_DO THIS_
Pull each line holding "ffffff" out of the entries below.

_DATA IN THIS EXERCISE_
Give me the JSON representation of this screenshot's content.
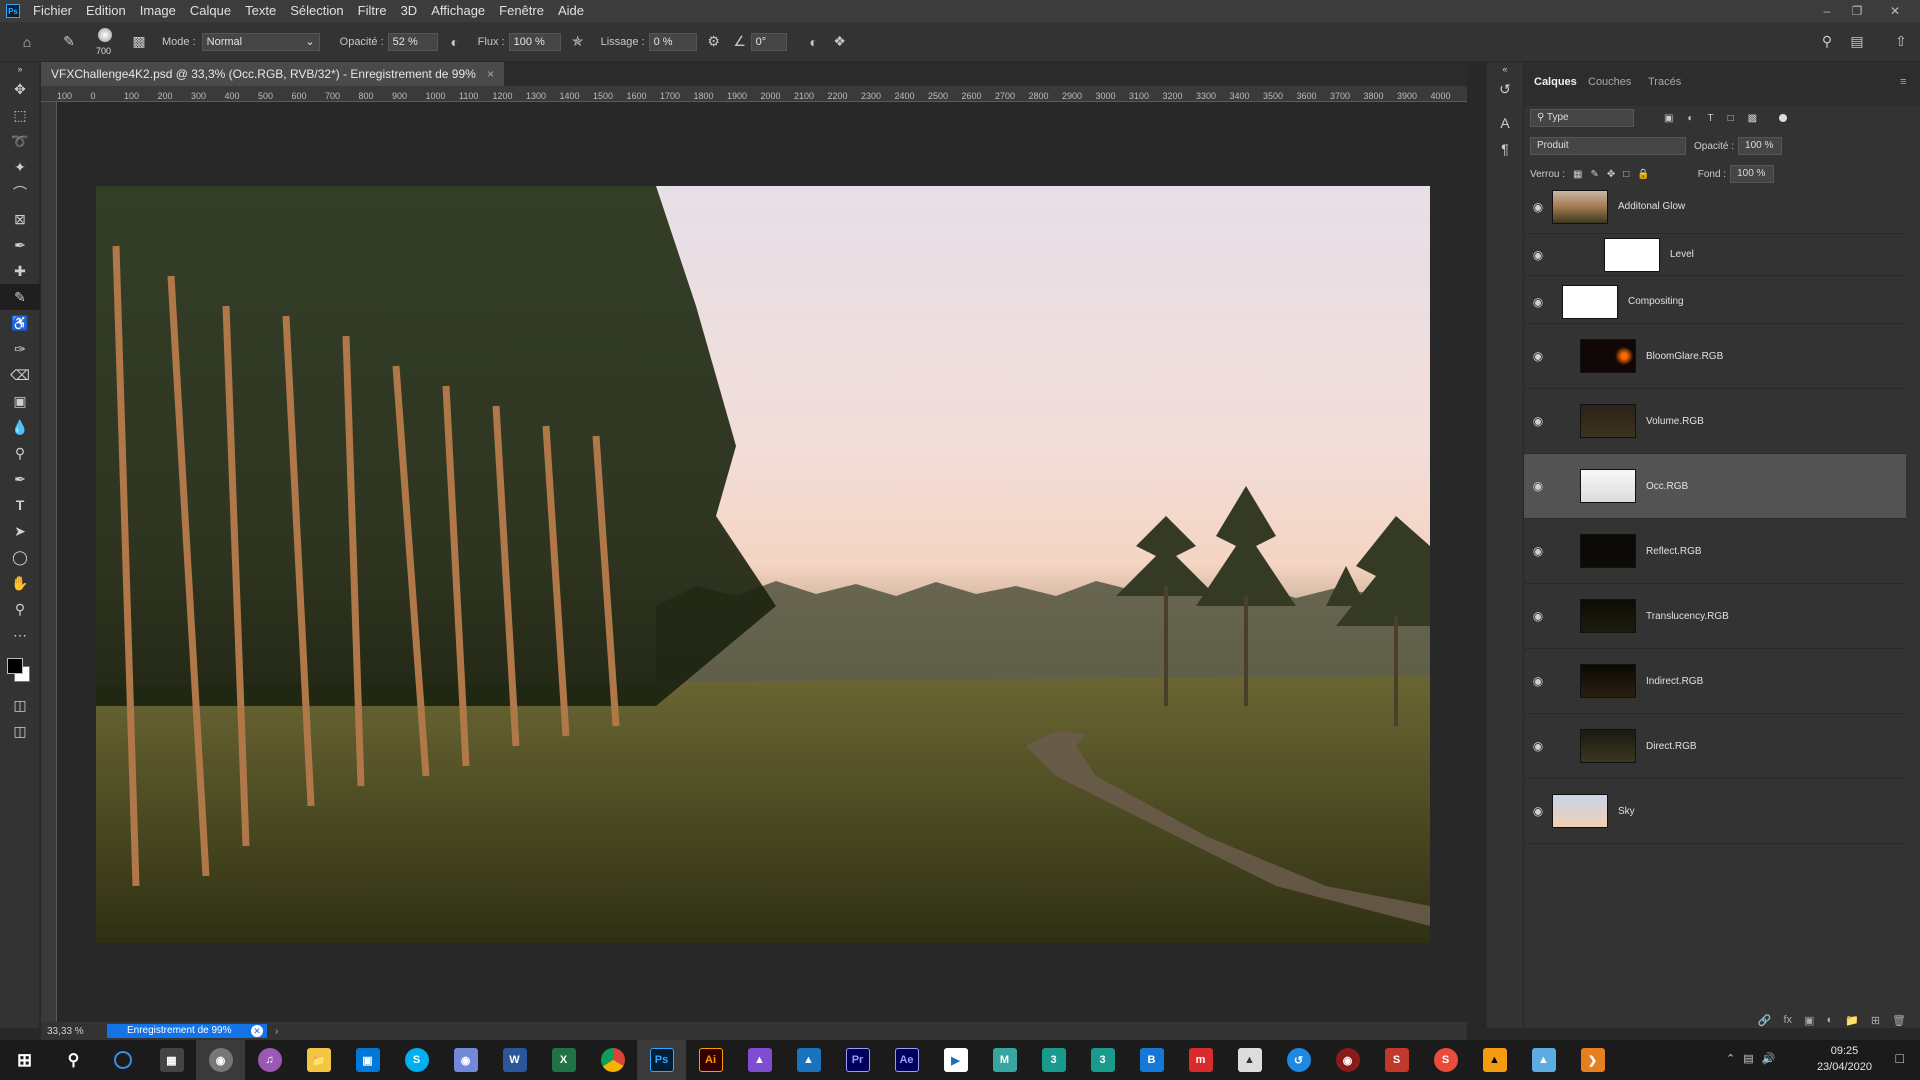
{
  "app": {
    "logo": "Ps",
    "menu": [
      "Fichier",
      "Edition",
      "Image",
      "Calque",
      "Texte",
      "Sélection",
      "Filtre",
      "3D",
      "Affichage",
      "Fenêtre",
      "Aide"
    ]
  },
  "options": {
    "brush_size": "700",
    "mode_label": "Mode :",
    "mode_value": "Normal",
    "opacity_label": "Opacité :",
    "opacity_value": "52 %",
    "flow_label": "Flux :",
    "flow_value": "100 %",
    "smoothing_label": "Lissage :",
    "smoothing_value": "0 %",
    "angle_value": "0°"
  },
  "document": {
    "tab_title": "VFXChallenge4K2.psd @ 33,3% (Occ.RGB, RVB/32*) - Enregistrement de 99%",
    "close": "×"
  },
  "ruler": {
    "ticks": [
      "100",
      "0",
      "100",
      "200",
      "300",
      "400",
      "500",
      "600",
      "700",
      "800",
      "900",
      "1000",
      "1100",
      "1200",
      "1300",
      "1400",
      "1500",
      "1600",
      "1700",
      "1800",
      "1900",
      "2000",
      "2100",
      "2200",
      "2300",
      "2400",
      "2500",
      "2600",
      "2700",
      "2800",
      "2900",
      "3000",
      "3100",
      "3200",
      "3300",
      "3400",
      "3500",
      "3600",
      "3700",
      "3800",
      "3900",
      "4000"
    ]
  },
  "status": {
    "zoom": "33,33 %",
    "saving": "Enregistrement de 99%",
    "progress": 0.99
  },
  "panel": {
    "tabs": [
      "Calques",
      "Couches",
      "Tracés"
    ],
    "filter_type": "Type",
    "blend_mode": "Produit",
    "opacity_label": "Opacité :",
    "opacity_value": "100 %",
    "lock_label": "Verrou :",
    "fill_label": "Fond :",
    "fill_value": "100 %",
    "layers": [
      {
        "name": "Additonal Glow",
        "selected": false
      },
      {
        "name": "Level",
        "selected": false
      },
      {
        "name": "Compositing",
        "selected": false
      },
      {
        "name": "BloomGlare.RGB",
        "selected": false
      },
      {
        "name": "Volume.RGB",
        "selected": false
      },
      {
        "name": "Occ.RGB",
        "selected": true
      },
      {
        "name": "Reflect.RGB",
        "selected": false
      },
      {
        "name": "Translucency.RGB",
        "selected": false
      },
      {
        "name": "Indirect.RGB",
        "selected": false
      },
      {
        "name": "Direct.RGB",
        "selected": false
      },
      {
        "name": "Sky",
        "selected": false
      }
    ]
  },
  "taskbar": {
    "time": "09:25",
    "date": "23/04/2020",
    "apps": [
      {
        "label": "P",
        "color": "#31a8ff",
        "bg": "#001e36",
        "name": "photoshop-taskbar-icon"
      },
      {
        "label": "Ai",
        "color": "#ff9a00",
        "bg": "#330000",
        "name": "illustrator-taskbar-icon"
      },
      {
        "label": "Pr",
        "color": "#9999ff",
        "bg": "#00005b",
        "name": "premiere-taskbar-icon"
      },
      {
        "label": "Ae",
        "color": "#9999ff",
        "bg": "#00005b",
        "name": "after-effects-taskbar-icon"
      }
    ]
  }
}
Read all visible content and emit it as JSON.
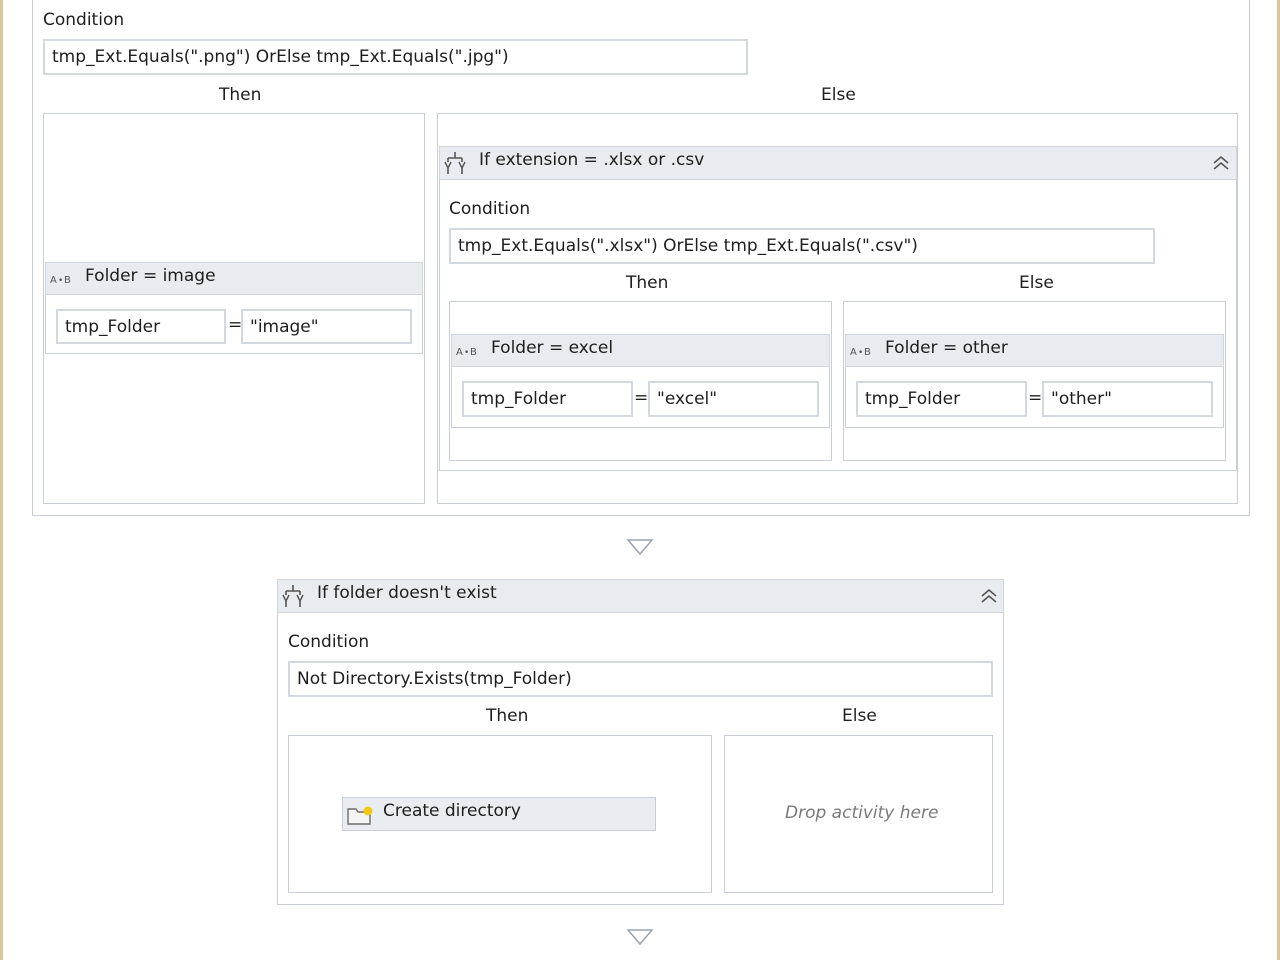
{
  "outer_if": {
    "condition_label": "Condition",
    "condition_value": "tmp_Ext.Equals(\".png\") OrElse tmp_Ext.Equals(\".jpg\")",
    "then_label": "Then",
    "else_label": "Else",
    "then_assign": {
      "title": "Folder = image",
      "variable": "tmp_Folder",
      "operator": "=",
      "value": "\"image\""
    },
    "else_if": {
      "title": "If extension = .xlsx or .csv",
      "condition_label": "Condition",
      "condition_value": "tmp_Ext.Equals(\".xlsx\") OrElse tmp_Ext.Equals(\".csv\")",
      "then_label": "Then",
      "else_label": "Else",
      "then_assign": {
        "title": "Folder = excel",
        "variable": "tmp_Folder",
        "operator": "=",
        "value": "\"excel\""
      },
      "else_assign": {
        "title": "Folder = other",
        "variable": "tmp_Folder",
        "operator": "=",
        "value": "\"other\""
      }
    }
  },
  "folder_if": {
    "title": "If folder doesn't exist",
    "condition_label": "Condition",
    "condition_value": "Not Directory.Exists(tmp_Folder)",
    "then_label": "Then",
    "else_label": "Else",
    "then_activity": "Create directory",
    "else_placeholder": "Drop activity here"
  },
  "icons": {
    "if": "if-branch-icon",
    "assign": "assign-icon",
    "collapse": "collapse-chevron-icon",
    "create_directory": "folder-create-icon",
    "sequence_arrow": "drop-arrow-icon"
  }
}
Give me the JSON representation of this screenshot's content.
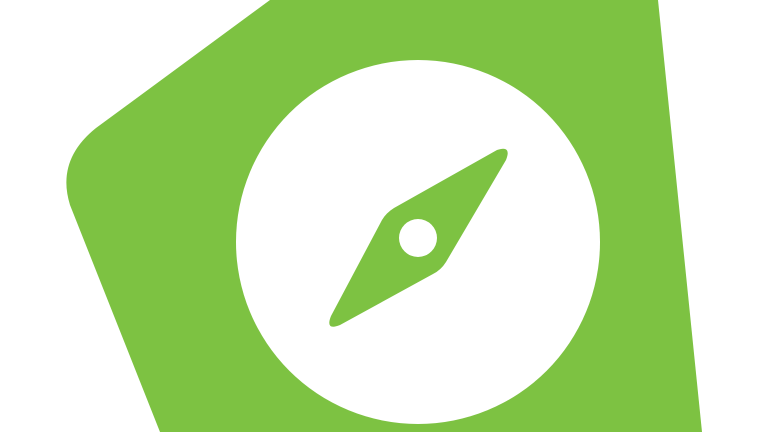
{
  "colors": {
    "background": "#ffffff",
    "brand_green": "#7dc242",
    "compass_face": "#ffffff",
    "needle": "#7dc242",
    "needle_pivot": "#ffffff"
  },
  "icon": {
    "name": "compass-app-icon",
    "parts": [
      "green-pentagon-badge",
      "white-compass-face",
      "compass-needle",
      "needle-pivot-dot"
    ]
  }
}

_OUTPUT BELOW_
    "background": "#ffffff",
    "compass_face": "#ffffff",
    "needle_pivot": "#ffffff"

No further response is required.